▸ Objective
Count the lines containing "name". Give the number alone.

▸ Entries
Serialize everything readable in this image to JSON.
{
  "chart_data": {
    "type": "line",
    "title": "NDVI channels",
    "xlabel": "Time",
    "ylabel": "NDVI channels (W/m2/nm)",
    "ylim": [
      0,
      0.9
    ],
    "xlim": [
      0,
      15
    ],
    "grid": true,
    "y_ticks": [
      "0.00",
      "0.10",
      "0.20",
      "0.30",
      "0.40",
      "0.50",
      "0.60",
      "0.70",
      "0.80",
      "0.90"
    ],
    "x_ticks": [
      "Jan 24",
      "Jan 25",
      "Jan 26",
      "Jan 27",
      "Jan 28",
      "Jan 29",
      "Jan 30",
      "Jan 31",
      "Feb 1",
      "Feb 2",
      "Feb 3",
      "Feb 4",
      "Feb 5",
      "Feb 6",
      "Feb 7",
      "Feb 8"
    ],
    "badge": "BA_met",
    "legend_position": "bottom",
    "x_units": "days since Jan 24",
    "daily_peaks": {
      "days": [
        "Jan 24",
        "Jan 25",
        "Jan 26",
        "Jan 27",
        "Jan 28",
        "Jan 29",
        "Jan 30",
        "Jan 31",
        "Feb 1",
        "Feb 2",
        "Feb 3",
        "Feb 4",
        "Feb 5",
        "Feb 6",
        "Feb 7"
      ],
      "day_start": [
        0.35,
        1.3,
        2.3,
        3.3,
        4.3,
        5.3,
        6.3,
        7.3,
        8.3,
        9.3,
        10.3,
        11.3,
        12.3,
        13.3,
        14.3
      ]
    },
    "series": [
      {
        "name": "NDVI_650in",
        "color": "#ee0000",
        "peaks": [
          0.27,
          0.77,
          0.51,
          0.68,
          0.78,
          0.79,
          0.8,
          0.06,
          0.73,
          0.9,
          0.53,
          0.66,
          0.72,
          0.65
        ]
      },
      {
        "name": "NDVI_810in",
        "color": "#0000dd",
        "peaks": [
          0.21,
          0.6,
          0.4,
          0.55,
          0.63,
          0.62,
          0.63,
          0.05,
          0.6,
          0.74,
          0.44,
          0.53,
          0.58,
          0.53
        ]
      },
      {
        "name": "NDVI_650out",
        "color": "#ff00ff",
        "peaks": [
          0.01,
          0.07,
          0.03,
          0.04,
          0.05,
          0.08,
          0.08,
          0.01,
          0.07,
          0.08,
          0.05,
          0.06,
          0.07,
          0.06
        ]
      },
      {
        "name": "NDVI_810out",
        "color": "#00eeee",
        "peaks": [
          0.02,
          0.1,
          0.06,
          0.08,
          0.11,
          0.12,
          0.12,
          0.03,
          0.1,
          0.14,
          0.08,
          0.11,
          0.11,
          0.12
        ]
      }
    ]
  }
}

▸ Response
4